[Saved entries]
(begin)

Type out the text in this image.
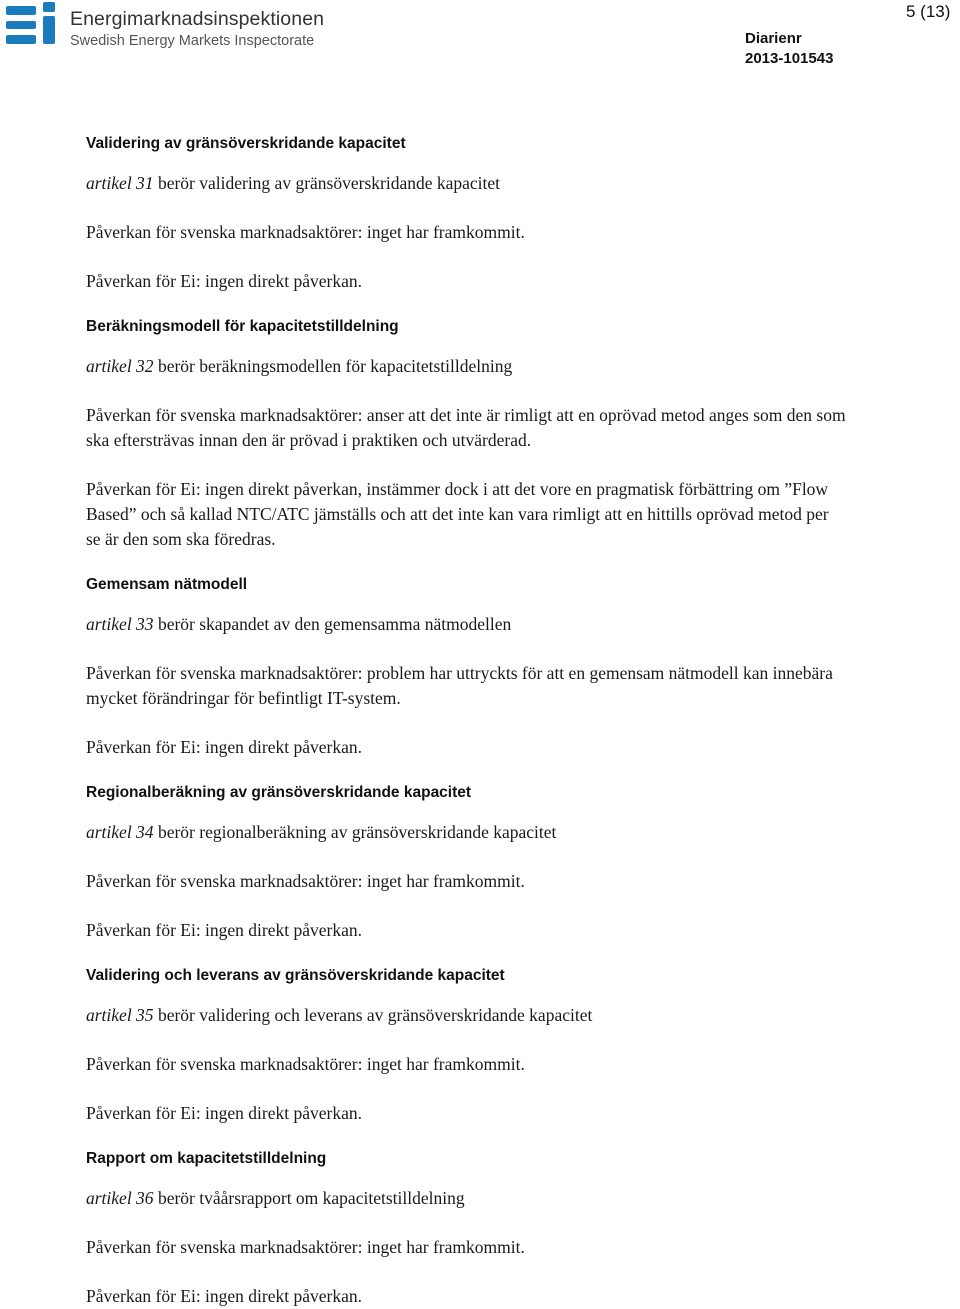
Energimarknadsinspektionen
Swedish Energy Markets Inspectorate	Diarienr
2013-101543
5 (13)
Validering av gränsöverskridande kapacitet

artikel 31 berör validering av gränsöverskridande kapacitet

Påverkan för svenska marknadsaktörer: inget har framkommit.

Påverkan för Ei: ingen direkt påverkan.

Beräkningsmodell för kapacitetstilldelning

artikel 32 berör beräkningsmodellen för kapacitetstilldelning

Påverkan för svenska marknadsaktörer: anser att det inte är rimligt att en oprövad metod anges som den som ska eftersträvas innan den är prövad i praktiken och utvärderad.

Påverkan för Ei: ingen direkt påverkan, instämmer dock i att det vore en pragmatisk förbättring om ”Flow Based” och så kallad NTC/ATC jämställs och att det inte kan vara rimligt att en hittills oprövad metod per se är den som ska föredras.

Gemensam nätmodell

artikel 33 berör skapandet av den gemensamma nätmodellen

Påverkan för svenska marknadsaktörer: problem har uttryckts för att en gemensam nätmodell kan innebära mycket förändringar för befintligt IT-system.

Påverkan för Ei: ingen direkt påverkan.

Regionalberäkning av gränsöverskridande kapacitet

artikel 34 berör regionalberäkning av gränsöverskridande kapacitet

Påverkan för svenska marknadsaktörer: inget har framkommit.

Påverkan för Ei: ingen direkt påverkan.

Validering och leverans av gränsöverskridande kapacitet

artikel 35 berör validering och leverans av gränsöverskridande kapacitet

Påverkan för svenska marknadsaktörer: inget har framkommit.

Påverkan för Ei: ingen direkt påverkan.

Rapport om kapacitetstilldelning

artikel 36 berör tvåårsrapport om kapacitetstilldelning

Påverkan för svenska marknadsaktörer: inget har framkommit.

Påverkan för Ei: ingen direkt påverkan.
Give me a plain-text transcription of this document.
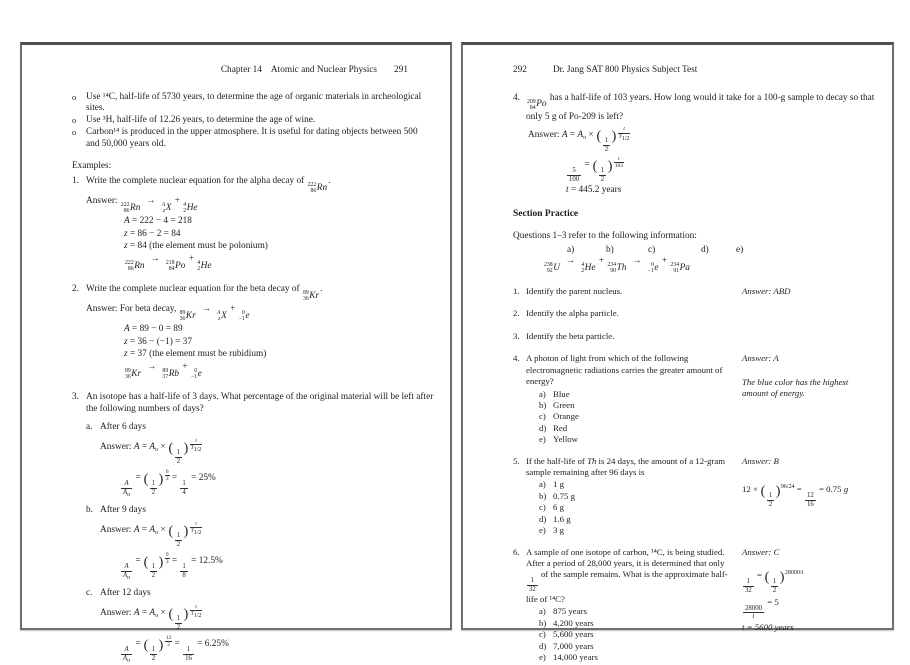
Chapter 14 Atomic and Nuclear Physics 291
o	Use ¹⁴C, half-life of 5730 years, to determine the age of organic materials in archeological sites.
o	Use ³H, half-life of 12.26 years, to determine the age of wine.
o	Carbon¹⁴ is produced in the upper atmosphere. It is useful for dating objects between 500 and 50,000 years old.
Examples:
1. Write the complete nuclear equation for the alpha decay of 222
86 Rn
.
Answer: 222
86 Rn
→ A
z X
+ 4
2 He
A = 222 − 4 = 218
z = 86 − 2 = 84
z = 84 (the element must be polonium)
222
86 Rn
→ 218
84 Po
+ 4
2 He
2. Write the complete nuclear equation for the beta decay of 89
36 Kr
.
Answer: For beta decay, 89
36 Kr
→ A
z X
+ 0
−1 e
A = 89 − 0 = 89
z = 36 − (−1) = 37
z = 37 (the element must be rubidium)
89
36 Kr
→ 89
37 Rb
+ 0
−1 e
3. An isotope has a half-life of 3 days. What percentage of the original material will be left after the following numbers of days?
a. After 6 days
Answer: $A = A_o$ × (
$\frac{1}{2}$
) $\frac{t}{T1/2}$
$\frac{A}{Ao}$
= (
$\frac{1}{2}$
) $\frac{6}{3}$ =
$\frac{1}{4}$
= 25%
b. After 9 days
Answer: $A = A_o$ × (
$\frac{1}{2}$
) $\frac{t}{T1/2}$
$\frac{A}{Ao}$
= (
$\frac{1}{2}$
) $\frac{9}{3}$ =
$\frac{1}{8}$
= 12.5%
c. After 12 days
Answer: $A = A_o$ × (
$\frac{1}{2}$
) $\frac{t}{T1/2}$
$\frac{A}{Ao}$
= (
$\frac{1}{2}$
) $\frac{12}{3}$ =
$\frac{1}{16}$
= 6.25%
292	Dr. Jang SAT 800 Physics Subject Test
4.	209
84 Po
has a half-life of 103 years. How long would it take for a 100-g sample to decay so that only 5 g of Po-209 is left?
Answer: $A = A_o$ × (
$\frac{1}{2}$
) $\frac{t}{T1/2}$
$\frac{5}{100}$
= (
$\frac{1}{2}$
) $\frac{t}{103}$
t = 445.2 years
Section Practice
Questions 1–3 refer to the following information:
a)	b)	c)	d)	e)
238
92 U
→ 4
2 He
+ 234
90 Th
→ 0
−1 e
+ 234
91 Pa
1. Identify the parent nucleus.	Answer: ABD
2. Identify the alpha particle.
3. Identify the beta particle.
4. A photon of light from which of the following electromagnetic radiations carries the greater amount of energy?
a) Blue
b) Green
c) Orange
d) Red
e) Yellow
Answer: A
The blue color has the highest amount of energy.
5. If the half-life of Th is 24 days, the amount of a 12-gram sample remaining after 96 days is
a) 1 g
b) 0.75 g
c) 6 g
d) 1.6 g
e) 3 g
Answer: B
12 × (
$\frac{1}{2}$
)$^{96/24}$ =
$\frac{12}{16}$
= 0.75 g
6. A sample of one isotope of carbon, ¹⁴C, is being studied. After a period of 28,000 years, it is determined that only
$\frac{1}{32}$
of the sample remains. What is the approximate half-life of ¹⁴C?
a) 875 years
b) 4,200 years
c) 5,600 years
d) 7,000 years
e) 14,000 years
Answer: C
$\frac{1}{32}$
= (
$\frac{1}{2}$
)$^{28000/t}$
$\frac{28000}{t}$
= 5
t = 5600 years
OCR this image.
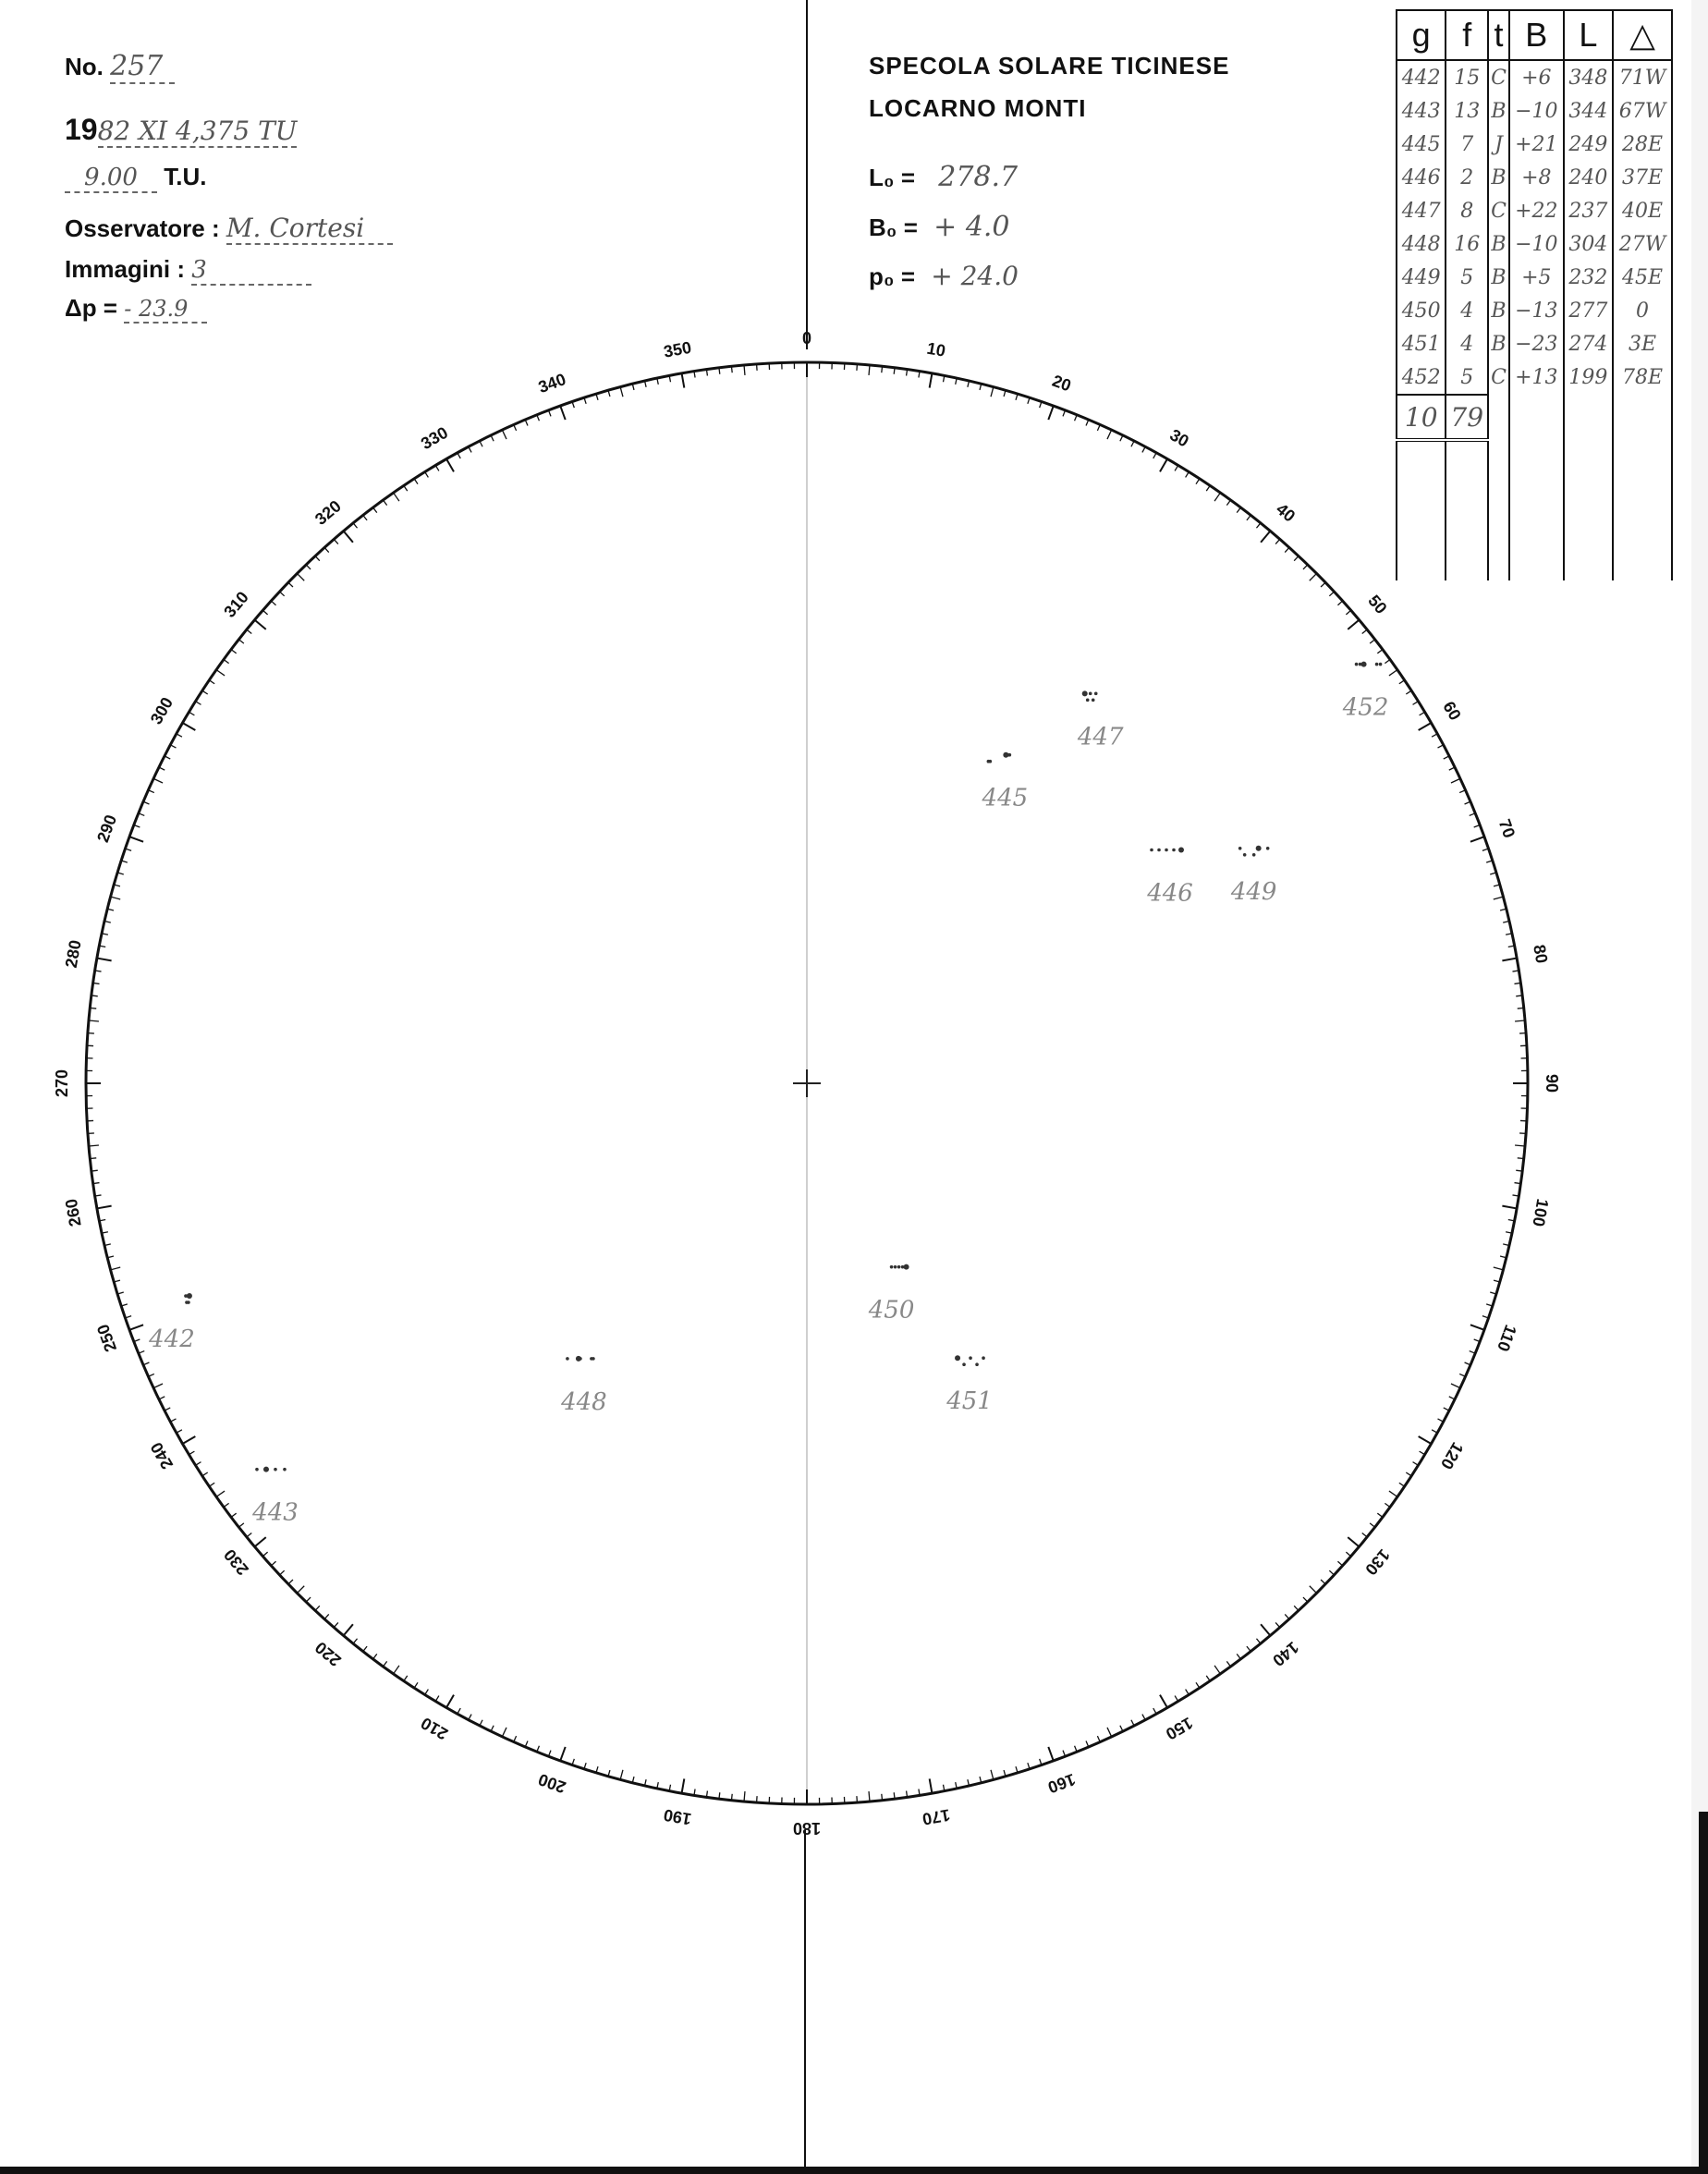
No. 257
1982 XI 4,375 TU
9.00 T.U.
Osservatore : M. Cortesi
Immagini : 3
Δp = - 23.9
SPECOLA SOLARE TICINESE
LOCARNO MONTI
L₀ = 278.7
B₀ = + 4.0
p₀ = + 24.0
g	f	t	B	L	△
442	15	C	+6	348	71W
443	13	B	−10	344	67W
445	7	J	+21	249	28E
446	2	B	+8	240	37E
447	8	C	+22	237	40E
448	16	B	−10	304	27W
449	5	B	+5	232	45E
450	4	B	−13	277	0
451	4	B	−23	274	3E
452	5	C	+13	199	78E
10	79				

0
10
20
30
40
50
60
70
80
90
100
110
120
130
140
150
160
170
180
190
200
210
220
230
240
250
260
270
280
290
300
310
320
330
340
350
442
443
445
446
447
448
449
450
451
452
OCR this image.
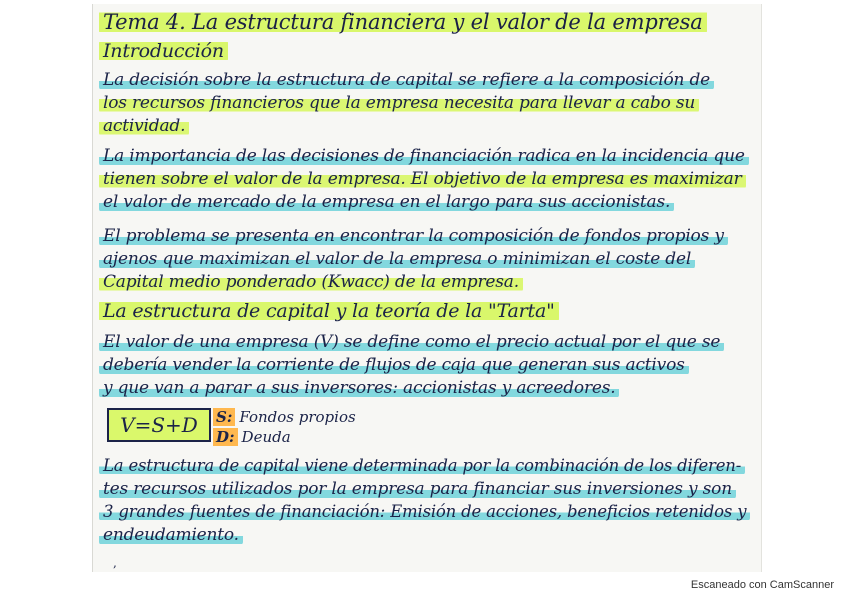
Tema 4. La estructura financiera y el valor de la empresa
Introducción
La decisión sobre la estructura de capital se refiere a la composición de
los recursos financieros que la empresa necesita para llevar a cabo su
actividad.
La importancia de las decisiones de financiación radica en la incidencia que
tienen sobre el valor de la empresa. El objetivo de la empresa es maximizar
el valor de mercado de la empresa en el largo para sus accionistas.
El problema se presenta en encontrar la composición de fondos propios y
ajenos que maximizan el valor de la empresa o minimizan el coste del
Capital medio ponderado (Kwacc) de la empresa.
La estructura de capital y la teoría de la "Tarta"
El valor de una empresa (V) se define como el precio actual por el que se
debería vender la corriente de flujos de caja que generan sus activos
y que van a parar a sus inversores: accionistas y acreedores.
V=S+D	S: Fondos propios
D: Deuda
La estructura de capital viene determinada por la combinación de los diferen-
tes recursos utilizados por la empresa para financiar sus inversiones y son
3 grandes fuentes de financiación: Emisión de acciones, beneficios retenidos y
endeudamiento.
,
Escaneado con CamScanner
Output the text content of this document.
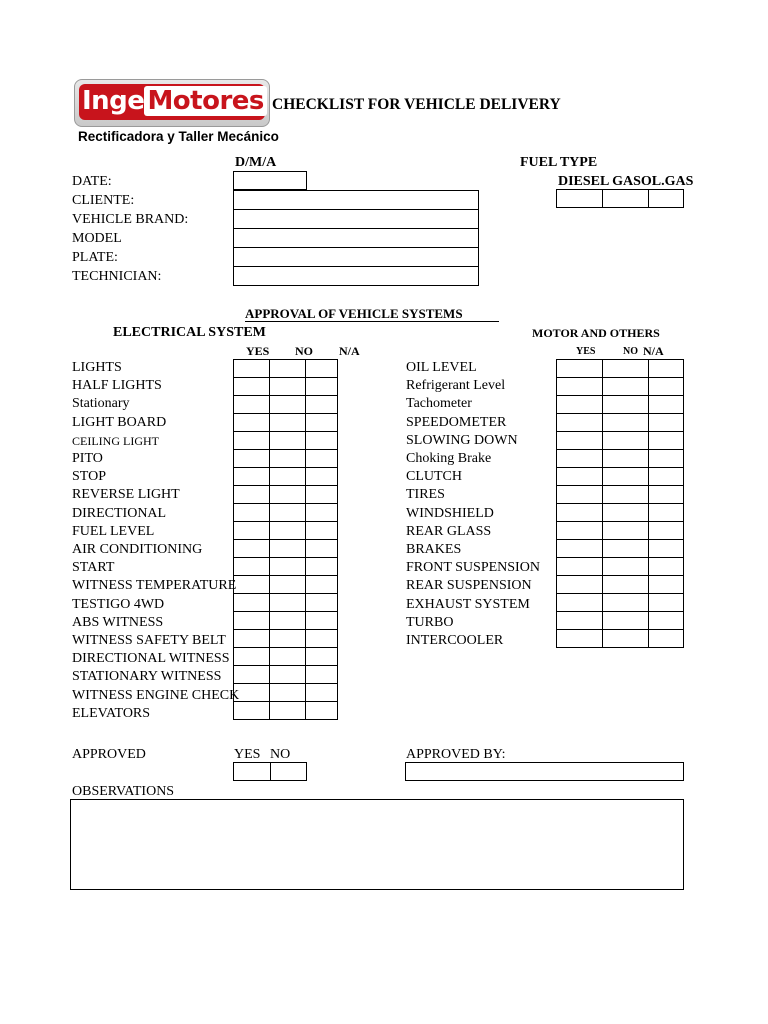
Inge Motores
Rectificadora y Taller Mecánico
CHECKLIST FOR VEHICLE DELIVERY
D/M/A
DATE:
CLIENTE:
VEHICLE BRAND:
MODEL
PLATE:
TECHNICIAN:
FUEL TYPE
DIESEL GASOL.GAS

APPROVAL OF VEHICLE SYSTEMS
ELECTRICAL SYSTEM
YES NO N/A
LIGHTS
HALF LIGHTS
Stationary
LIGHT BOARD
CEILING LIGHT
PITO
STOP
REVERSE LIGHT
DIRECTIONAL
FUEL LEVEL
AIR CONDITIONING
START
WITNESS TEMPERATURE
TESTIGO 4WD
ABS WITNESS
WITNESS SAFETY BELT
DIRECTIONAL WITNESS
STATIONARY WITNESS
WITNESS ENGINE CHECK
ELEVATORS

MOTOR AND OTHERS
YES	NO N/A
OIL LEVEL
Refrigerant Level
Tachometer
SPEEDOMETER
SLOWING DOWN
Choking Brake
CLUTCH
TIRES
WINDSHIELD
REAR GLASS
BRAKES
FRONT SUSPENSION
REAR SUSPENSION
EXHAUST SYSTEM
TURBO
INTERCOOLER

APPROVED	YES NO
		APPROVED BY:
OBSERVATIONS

(end)

Aim of the task:
Copy all lines from the material that include "years".

Solution:
o	Use ¹⁴C, half-life of 5730 years, to determine the age of organic materials in archeological sites.
o	Use ³H, half-life of 12.26 years, to determine the age of wine.
o	Carbon¹⁴ is produced in the upper atmosphere. It is useful for dating objects between 500 and 50,000 years old.
has a half-life of 103 years. How long would it take for a 100-g sample to decay so that only 5 g of Po-209 is left?
t = 445.2 years
6. A sample of one isotope of carbon, ¹⁴C, is being studied. After a period of 28,000 years, it is determined that only
a) 875 years
b) 4,200 years
c) 5,600 years
d) 7,000 years
e) 14,000 years
t = 5600 years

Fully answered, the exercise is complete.